WRITTEN REQUEST:
Return all of the entries word for word, but omit the pictures they contain.

====== DATA PROVIDED

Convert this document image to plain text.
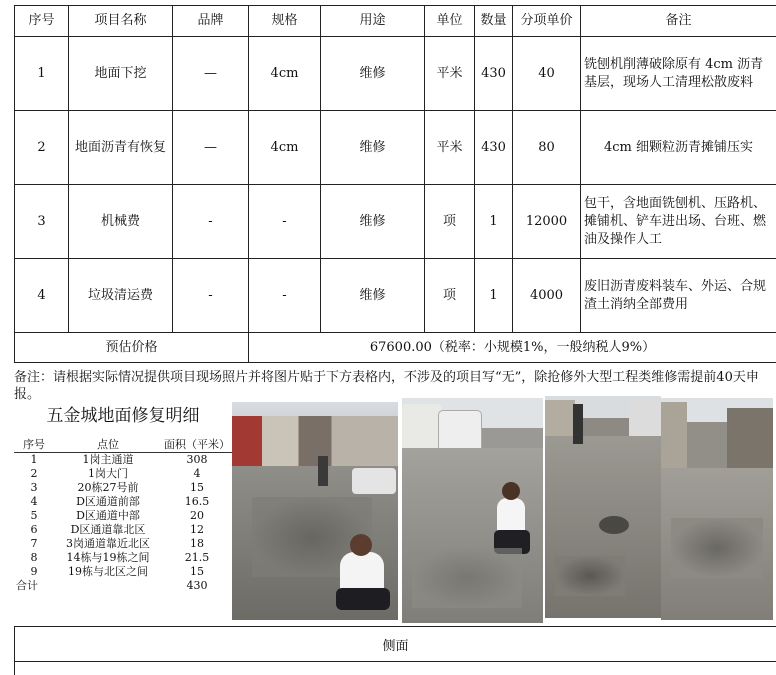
序号	项目名称	品牌	规格	用途	单位	数量	分项单价	备注
1	地面下挖	—	4cm	维修	平米	430	40	铣刨机削薄破除原有 4cm 沥青基层，现场人工清理松散废料
2	地面沥青有恢复	—	4cm	维修	平米	430	80	4cm 细颗粒沥青摊铺压实
3	机械费	-	-	维修	项	1	12000	包干，含地面铣刨机、压路机、摊铺机、铲车进出场、台班、燃油及操作人工
4	垃圾清运费	-	-	维修	项	1	4000	废旧沥青废料装车、外运、合规渣土消纳全部费用
预估价格			67600.00（税率：小规模1%，一般纳税人9%）					
备注：请根据实际情况提供项目现场照片并将图片贴于下方表格内，不涉及的项目写“无”，除抢修外大型工程类维修需提前40天申报。
五金城地面修复明细
序号	点位	面积（平米）
1	1岗主通道	308
2	1岗大门	4
3	20栋27号前	15
4	D区通道前部	16.5
5	D区通道中部	20
6	D区通道靠北区	12
7	3岗通道靠近北区	18
8	14栋与19栋之间	21.5
9	19栋与北区之间	15
合计		430
侧面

============

TASK ANSWER:
Convert this document image to plain text.
序号	项目名称	品牌	规格	用途	单位	数量	分项单价	备注
1	地面下挖	—	4cm	维修	平米	430	40	铣刨机削薄破除原有 4cm 沥青基层，现场人工清理松散废料
2	地面沥青有恢复	—	4cm	维修	平米	430	80	4cm 细颗粒沥青摊铺压实
3	机械费	-	-	维修	项	1	12000	包干，含地面铣刨机、压路机、摊铺机、铲车进出场、台班、燃油及操作人工
4	垃圾清运费	-	-	维修	项	1	4000	废旧沥青废料装车、外运、合规渣土消纳全部费用
预估价格			67600.00（税率：小规模1%，一般纳税人9%）					
备注：请根据实际情况提供项目现场照片并将图片贴于下方表格内，不涉及的项目写“无”，除抢修外大型工程类维修需提前40天申报。
五金城地面修复明细
序号	点位	面积（平米）
1	1岗主通道	308
2	1岗大门	4
3	20栋27号前	15
4	D区通道前部	16.5
5	D区通道中部	20
6	D区通道靠北区	12
7	3岗通道靠近北区	18
8	14栋与19栋之间	21.5
9	19栋与北区之间	15
合计		430
侧面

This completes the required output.